*Given exercise*: Emit the data below verbatim, stripping out any pictures.

*Dataset content*:
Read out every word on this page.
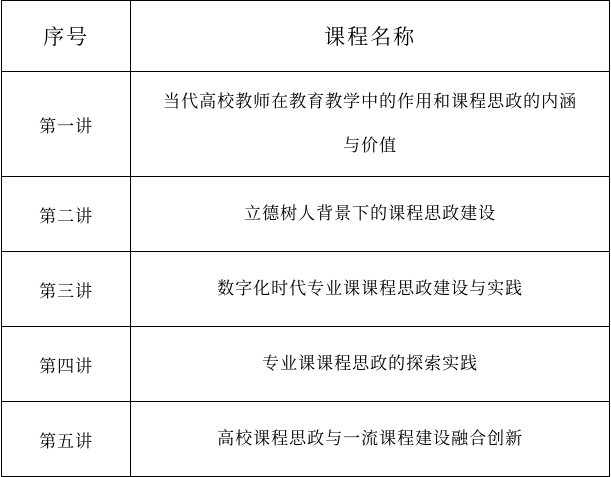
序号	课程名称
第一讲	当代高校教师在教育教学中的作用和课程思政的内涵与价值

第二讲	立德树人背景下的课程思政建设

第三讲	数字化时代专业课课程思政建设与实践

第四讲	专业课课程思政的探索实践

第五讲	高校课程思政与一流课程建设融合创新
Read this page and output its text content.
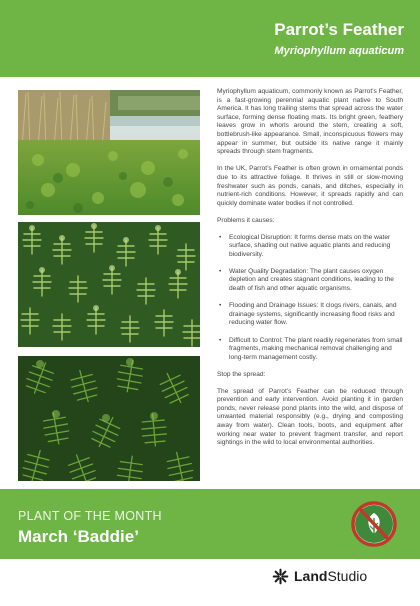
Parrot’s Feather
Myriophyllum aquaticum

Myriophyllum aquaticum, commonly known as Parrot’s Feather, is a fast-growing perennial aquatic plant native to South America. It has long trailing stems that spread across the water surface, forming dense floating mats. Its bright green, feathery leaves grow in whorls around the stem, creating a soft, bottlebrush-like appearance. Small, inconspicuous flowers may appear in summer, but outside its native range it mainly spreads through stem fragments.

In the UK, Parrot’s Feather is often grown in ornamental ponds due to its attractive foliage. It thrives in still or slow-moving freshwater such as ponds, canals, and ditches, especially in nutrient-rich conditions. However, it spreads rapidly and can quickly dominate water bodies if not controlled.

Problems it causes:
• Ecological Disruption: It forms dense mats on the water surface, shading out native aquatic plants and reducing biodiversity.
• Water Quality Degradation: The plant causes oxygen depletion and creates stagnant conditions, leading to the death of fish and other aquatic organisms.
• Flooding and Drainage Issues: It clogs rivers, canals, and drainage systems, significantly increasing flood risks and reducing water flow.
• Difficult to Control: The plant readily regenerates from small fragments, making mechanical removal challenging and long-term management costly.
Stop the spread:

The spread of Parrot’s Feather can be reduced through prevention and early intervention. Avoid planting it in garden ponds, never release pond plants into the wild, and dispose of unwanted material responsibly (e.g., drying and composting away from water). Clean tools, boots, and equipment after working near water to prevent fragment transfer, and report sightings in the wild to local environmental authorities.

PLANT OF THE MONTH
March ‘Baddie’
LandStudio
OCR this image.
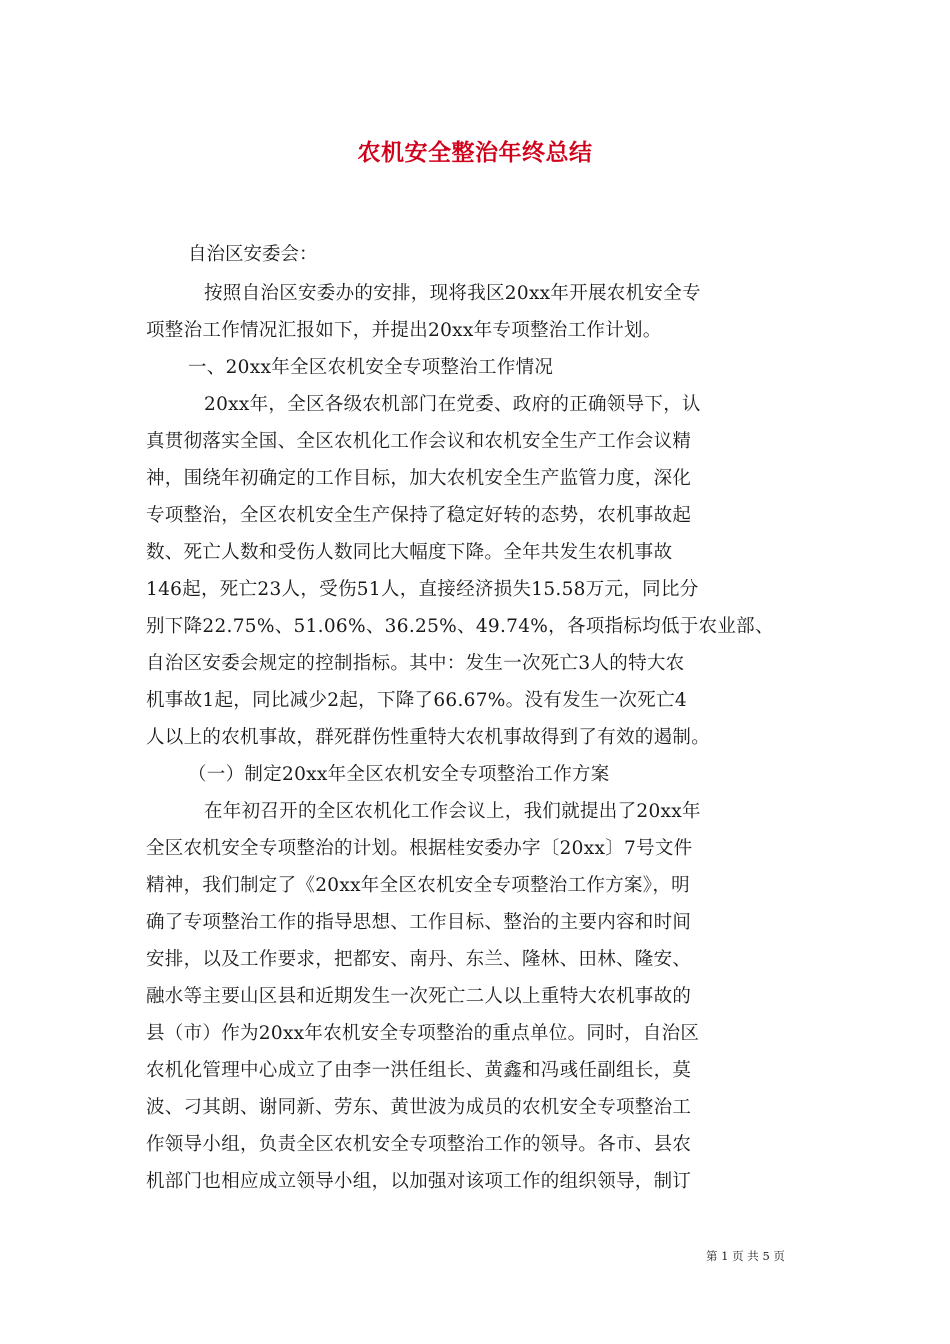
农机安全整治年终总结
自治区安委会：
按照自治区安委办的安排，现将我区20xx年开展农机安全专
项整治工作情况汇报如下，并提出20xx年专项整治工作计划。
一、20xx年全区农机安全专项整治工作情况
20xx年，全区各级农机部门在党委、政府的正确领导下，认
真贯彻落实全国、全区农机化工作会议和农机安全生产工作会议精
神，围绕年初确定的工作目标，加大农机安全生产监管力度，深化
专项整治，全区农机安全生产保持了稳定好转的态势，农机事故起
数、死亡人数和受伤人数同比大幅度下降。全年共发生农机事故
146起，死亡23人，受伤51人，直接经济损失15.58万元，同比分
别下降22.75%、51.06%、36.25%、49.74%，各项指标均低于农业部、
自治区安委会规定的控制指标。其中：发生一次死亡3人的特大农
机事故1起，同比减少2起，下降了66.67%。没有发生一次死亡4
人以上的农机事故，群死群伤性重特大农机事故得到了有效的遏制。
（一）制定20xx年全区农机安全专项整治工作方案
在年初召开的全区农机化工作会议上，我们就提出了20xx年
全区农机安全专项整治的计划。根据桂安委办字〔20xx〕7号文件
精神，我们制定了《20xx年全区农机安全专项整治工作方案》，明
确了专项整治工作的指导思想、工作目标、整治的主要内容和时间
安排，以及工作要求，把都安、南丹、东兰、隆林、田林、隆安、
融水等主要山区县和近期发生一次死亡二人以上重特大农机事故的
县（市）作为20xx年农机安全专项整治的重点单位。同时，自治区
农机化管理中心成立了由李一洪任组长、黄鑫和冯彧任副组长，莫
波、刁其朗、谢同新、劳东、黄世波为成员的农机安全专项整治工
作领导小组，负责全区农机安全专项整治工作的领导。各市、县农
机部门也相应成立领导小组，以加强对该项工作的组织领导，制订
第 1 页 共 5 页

*Finished exercise*:
Read out every word on this page.
序号	课程名称
第一讲	当代高校教师在教育教学中的作用和课程思政的内涵与价值

第二讲	立德树人背景下的课程思政建设

第三讲	数字化时代专业课课程思政建设与实践

第四讲	专业课课程思政的探索实践

第五讲	高校课程思政与一流课程建设融合创新
Read this page and output its text content.
Parrot’s Feather
Myriophyllum aquaticum

Myriophyllum aquaticum, commonly known as Parrot’s Feather, is a fast-growing perennial aquatic plant native to South America. It has long trailing stems that spread across the water surface, forming dense floating mats. Its bright green, feathery leaves grow in whorls around the stem, creating a soft, bottlebrush-like appearance. Small, inconspicuous flowers may appear in summer, but outside its native range it mainly spreads through stem fragments.

In the UK, Parrot’s Feather is often grown in ornamental ponds due to its attractive foliage. It thrives in still or slow-moving freshwater such as ponds, canals, and ditches, especially in nutrient-rich conditions. However, it spreads rapidly and can quickly dominate water bodies if not controlled.

Problems it causes:
• Ecological Disruption: It forms dense mats on the water surface, shading out native aquatic plants and reducing biodiversity.
• Water Quality Degradation: The plant causes oxygen depletion and creates stagnant conditions, leading to the death of fish and other aquatic organisms.
• Flooding and Drainage Issues: It clogs rivers, canals, and drainage systems, significantly increasing flood risks and reducing water flow.
• Difficult to Control: The plant readily regenerates from small fragments, making mechanical removal challenging and long-term management costly.
Stop the spread:

The spread of Parrot’s Feather can be reduced through prevention and early intervention. Avoid planting it in garden ponds, never release pond plants into the wild, and dispose of unwanted material responsibly (e.g., drying and composting away from water). Clean tools, boots, and equipment after working near water to prevent fragment transfer, and report sightings in the wild to local environmental authorities.

PLANT OF THE MONTH
March ‘Baddie’
LandStudio
OCR this image.
农机安全整治年终总结
自治区安委会：
按照自治区安委办的安排，现将我区20xx年开展农机安全专
项整治工作情况汇报如下，并提出20xx年专项整治工作计划。
一、20xx年全区农机安全专项整治工作情况
20xx年，全区各级农机部门在党委、政府的正确领导下，认
真贯彻落实全国、全区农机化工作会议和农机安全生产工作会议精
神，围绕年初确定的工作目标，加大农机安全生产监管力度，深化
专项整治，全区农机安全生产保持了稳定好转的态势，农机事故起
数、死亡人数和受伤人数同比大幅度下降。全年共发生农机事故
146起，死亡23人，受伤51人，直接经济损失15.58万元，同比分
别下降22.75%、51.06%、36.25%、49.74%，各项指标均低于农业部、
自治区安委会规定的控制指标。其中：发生一次死亡3人的特大农
机事故1起，同比减少2起，下降了66.67%。没有发生一次死亡4
人以上的农机事故，群死群伤性重特大农机事故得到了有效的遏制。
（一）制定20xx年全区农机安全专项整治工作方案
在年初召开的全区农机化工作会议上，我们就提出了20xx年
全区农机安全专项整治的计划。根据桂安委办字〔20xx〕7号文件
精神，我们制定了《20xx年全区农机安全专项整治工作方案》，明
确了专项整治工作的指导思想、工作目标、整治的主要内容和时间
安排，以及工作要求，把都安、南丹、东兰、隆林、田林、隆安、
融水等主要山区县和近期发生一次死亡二人以上重特大农机事故的
县（市）作为20xx年农机安全专项整治的重点单位。同时，自治区
农机化管理中心成立了由李一洪任组长、黄鑫和冯彧任副组长，莫
波、刁其朗、谢同新、劳东、黄世波为成员的农机安全专项整治工
作领导小组，负责全区农机安全专项整治工作的领导。各市、县农
机部门也相应成立领导小组，以加强对该项工作的组织领导，制订
第 1 页 共 5 页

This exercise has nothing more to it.